• [STATED EXERCISE A]:
Reproduce the passage of the code review excerpt that begins with the words "Is it safe to" and ends with the words "the for_each_marked safe?", without changing anything.

• [SELECTED EXCERPT]:
★ ★ ★ ★ ★ ★ ★

Is it safe to rcu_read_unlock here while we're still in the middle of the array processing? What happens if something else updates the xarray? is the for_each_marked safe?

> -		if (!net_eq(devlink_net(devlink), sock_net(msg->sk))) {
> -			devlink_put(devlink);
> -			continue;
> -		}
> +		if (!net_eq(devlink_net(devlink), sock_net(msg->sk)))
> +			goto retry;
> 

Ahh retry is at the end of the loop, so we'll just skip this one and move to the next one without needing to duplicate both devlink_put and rcu_read_lock.. ok.

> -		if (idx < start) {
> -			idx++;
> -			devlink_put(devlink);
> -			continue;
> -		}
> +		if (idx < start)
> +			goto inc;
> 
>  		err = devlink_nl_fill(msg, devlink, DEVLINK_CMD_NEW,
>  				      NETLINK_CB(cb->skb).portid,
>  				      cb->nlh->nlmsg_seq, NLM_F_MULTI);
> -		devlink_put(devlink);
> -		if (err)
> +		if (err) {
> +			devlink_put(devlink);
>  			goto out;
> +		}
> +inc:
>  		idx++;
> +retry:
> +		devlink_put(devlink);
> +		rcu_read_lock();
>  	}
> +	rcu_read_unlock();
>  out:
>  	mutex_unlock(&devlink_mutex);
> 
> @@ -1495,9 +1514,11 @@ static int devlink_nl_cmd_port_get_dumpit(struct
> sk_buff *msg,
>  	int err;
> 
>  	mutex_lock(&devlink_mutex);
> +	rcu_read_lock();
>  	xa_for_each_marked(&devlinks, index, devlink, DEVLINK_REGISTERED) {
>  		if (!devlink_try_get(devlink))
>  			continue;
> +		rcu_read_unlock();
> 
>  		if (!net_eq(devlink_net(devlink), sock_net(msg->sk)))

★ ★ ★ ★ ★ ★ ★

• [RECORDS FOR PROCESSING]:
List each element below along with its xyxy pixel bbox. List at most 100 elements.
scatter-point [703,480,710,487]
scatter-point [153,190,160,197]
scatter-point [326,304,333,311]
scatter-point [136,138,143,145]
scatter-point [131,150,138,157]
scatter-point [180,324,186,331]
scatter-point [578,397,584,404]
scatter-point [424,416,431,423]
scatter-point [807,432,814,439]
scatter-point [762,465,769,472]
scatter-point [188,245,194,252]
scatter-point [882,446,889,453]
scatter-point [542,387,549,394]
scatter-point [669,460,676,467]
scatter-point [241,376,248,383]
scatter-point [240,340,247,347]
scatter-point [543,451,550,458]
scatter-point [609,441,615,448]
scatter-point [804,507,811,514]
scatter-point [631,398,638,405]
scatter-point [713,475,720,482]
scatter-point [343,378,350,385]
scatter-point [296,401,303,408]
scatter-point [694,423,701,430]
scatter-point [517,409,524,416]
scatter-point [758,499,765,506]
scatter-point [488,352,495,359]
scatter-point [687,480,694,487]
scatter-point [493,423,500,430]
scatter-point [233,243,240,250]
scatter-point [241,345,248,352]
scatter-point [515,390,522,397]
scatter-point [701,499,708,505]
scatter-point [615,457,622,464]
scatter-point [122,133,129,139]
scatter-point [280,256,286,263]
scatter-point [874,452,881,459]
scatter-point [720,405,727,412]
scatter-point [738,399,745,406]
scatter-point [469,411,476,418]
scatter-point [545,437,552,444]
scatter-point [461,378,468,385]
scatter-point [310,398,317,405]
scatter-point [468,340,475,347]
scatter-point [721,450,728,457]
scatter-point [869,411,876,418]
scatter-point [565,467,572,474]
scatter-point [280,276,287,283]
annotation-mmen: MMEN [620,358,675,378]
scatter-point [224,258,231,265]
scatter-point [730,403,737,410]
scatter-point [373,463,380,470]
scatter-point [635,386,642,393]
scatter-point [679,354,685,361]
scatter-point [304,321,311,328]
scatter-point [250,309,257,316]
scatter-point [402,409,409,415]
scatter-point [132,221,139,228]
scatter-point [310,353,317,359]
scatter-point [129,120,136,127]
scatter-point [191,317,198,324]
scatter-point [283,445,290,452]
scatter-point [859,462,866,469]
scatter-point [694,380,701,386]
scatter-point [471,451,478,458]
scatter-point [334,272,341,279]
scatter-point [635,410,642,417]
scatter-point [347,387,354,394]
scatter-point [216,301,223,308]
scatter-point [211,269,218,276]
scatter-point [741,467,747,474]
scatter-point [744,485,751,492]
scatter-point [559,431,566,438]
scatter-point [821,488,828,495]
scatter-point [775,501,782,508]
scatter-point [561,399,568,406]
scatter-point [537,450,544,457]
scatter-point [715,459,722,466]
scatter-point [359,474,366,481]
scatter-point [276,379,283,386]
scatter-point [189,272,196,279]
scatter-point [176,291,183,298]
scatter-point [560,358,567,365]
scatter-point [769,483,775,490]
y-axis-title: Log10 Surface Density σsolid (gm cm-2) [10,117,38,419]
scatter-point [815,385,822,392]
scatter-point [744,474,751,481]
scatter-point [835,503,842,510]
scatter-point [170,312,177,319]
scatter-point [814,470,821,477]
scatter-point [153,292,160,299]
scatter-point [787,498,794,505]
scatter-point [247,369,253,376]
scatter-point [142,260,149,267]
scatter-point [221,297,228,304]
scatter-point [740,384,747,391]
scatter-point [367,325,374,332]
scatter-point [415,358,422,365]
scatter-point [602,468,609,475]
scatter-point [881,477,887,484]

★ ★ ★ ★ ★ ★ ★

• [STATED EXERCISE B]:
Write out the records word for word, starting at their first line and ending with the line containing "scatter-point [250,309,257,316]", including that line.

• [PROBLEM SOLUTION A]:
Is it safe to rcu_read_unlock here while we're still in the middle of the array processing? What happens if something else updates the xarray? is the for_each_marked safe?

• [PROBLEM SOLUTION B]:
List each element below along with its xyxy pixel bbox. List at most 100 elements.
scatter-point [703,480,710,487]
scatter-point [153,190,160,197]
scatter-point [326,304,333,311]
scatter-point [136,138,143,145]
scatter-point [131,150,138,157]
scatter-point [180,324,186,331]
scatter-point [578,397,584,404]
scatter-point [424,416,431,423]
scatter-point [807,432,814,439]
scatter-point [762,465,769,472]
scatter-point [188,245,194,252]
scatter-point [882,446,889,453]
scatter-point [542,387,549,394]
scatter-point [669,460,676,467]
scatter-point [241,376,248,383]
scatter-point [240,340,247,347]
scatter-point [543,451,550,458]
scatter-point [609,441,615,448]
scatter-point [804,507,811,514]
scatter-point [631,398,638,405]
scatter-point [713,475,720,482]
scatter-point [343,378,350,385]
scatter-point [296,401,303,408]
scatter-point [694,423,701,430]
scatter-point [517,409,524,416]
scatter-point [758,499,765,506]
scatter-point [488,352,495,359]
scatter-point [687,480,694,487]
scatter-point [493,423,500,430]
scatter-point [233,243,240,250]
scatter-point [241,345,248,352]
scatter-point [515,390,522,397]
scatter-point [701,499,708,505]
scatter-point [615,457,622,464]
scatter-point [122,133,129,139]
scatter-point [280,256,286,263]
scatter-point [874,452,881,459]
scatter-point [720,405,727,412]
scatter-point [738,399,745,406]
scatter-point [469,411,476,418]
scatter-point [545,437,552,444]
scatter-point [461,378,468,385]
scatter-point [310,398,317,405]
scatter-point [468,340,475,347]
scatter-point [721,450,728,457]
scatter-point [869,411,876,418]
scatter-point [565,467,572,474]
scatter-point [280,276,287,283]
annotation-mmen: MMEN [620,358,675,378]
scatter-point [224,258,231,265]
scatter-point [730,403,737,410]
scatter-point [373,463,380,470]
scatter-point [635,386,642,393]
scatter-point [679,354,685,361]
scatter-point [304,321,311,328]
scatter-point [250,309,257,316]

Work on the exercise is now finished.